# [Supplied data]
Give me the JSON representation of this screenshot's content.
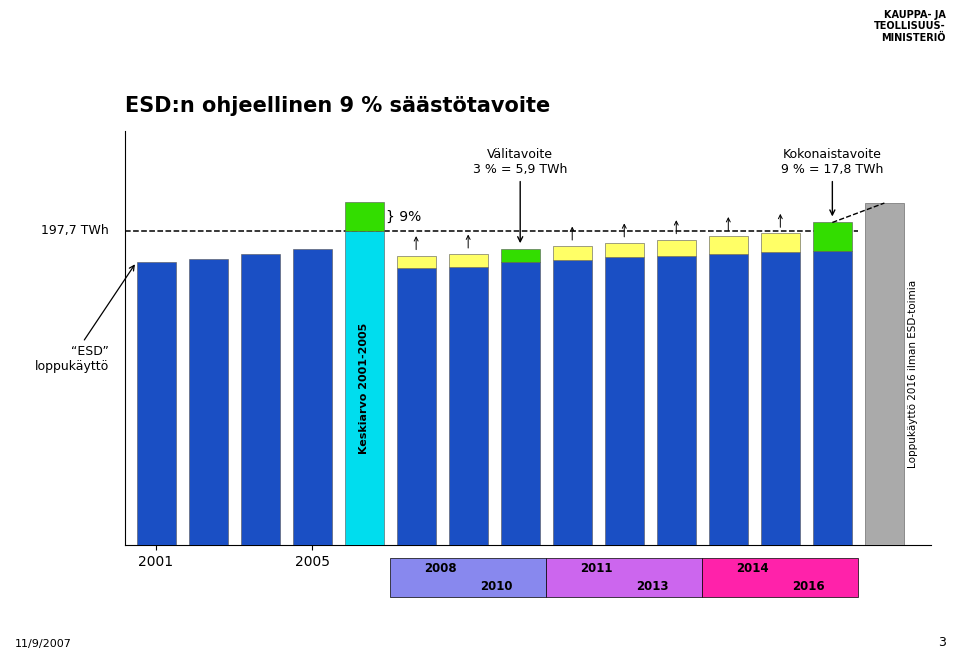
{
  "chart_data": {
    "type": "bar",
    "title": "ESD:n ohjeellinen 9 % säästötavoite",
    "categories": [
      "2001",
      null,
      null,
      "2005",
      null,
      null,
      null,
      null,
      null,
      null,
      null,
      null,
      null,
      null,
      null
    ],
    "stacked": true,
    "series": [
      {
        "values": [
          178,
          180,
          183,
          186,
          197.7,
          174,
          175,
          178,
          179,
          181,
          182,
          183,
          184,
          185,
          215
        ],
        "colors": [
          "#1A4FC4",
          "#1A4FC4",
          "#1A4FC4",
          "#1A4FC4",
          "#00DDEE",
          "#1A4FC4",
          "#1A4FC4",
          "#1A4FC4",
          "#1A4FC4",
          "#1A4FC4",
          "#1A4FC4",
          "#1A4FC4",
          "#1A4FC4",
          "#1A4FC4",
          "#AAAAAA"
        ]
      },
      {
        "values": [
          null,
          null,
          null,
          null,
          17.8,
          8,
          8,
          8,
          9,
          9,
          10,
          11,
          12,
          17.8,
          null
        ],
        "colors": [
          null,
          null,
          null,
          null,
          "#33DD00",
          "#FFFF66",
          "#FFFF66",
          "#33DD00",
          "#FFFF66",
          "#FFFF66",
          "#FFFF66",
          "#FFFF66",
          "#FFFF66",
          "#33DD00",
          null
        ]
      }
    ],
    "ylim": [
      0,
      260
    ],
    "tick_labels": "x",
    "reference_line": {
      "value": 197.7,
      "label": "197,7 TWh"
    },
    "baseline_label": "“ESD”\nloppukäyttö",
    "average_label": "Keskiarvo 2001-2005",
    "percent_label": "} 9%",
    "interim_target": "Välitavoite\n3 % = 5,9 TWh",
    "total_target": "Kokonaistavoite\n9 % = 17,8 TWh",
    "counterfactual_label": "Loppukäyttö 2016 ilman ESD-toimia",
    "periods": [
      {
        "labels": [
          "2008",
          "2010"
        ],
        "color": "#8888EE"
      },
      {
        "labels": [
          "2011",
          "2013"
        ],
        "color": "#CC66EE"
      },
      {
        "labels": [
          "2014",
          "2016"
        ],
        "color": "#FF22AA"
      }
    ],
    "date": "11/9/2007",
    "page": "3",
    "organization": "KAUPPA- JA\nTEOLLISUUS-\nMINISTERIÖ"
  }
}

# [Written instruction]
Except for the pictures, copy the material above exactly.

# [Solved exercise]
Give me the JSON representation of this screenshot's content.
{
  "chart_data": {
    "type": "bar",
    "title": "ESD:n ohjeellinen 9 % säästötavoite",
    "categories": [
      "2001",
      null,
      null,
      "2005",
      null,
      null,
      null,
      null,
      null,
      null,
      null,
      null,
      null,
      null,
      null
    ],
    "stacked": true,
    "series": [
      {
        "values": [
          178,
          180,
          183,
          186,
          197.7,
          174,
          175,
          178,
          179,
          181,
          182,
          183,
          184,
          185,
          215
        ],
        "colors": [
          "#1A4FC4",
          "#1A4FC4",
          "#1A4FC4",
          "#1A4FC4",
          "#00DDEE",
          "#1A4FC4",
          "#1A4FC4",
          "#1A4FC4",
          "#1A4FC4",
          "#1A4FC4",
          "#1A4FC4",
          "#1A4FC4",
          "#1A4FC4",
          "#1A4FC4",
          "#AAAAAA"
        ]
      },
      {
        "values": [
          null,
          null,
          null,
          null,
          17.8,
          8,
          8,
          8,
          9,
          9,
          10,
          11,
          12,
          17.8,
          null
        ],
        "colors": [
          null,
          null,
          null,
          null,
          "#33DD00",
          "#FFFF66",
          "#FFFF66",
          "#33DD00",
          "#FFFF66",
          "#FFFF66",
          "#FFFF66",
          "#FFFF66",
          "#FFFF66",
          "#33DD00",
          null
        ]
      }
    ],
    "ylim": [
      0,
      260
    ],
    "tick_labels": "x",
    "reference_line": {
      "value": 197.7,
      "label": "197,7 TWh"
    },
    "baseline_label": "“ESD”\nloppukäyttö",
    "average_label": "Keskiarvo 2001-2005",
    "percent_label": "} 9%",
    "interim_target": "Välitavoite\n3 % = 5,9 TWh",
    "total_target": "Kokonaistavoite\n9 % = 17,8 TWh",
    "counterfactual_label": "Loppukäyttö 2016 ilman ESD-toimia",
    "periods": [
      {
        "labels": [
          "2008",
          "2010"
        ],
        "color": "#8888EE"
      },
      {
        "labels": [
          "2011",
          "2013"
        ],
        "color": "#CC66EE"
      },
      {
        "labels": [
          "2014",
          "2016"
        ],
        "color": "#FF22AA"
      }
    ],
    "date": "11/9/2007",
    "page": "3",
    "organization": "KAUPPA- JA\nTEOLLISUUS-\nMINISTERIÖ"
  }
}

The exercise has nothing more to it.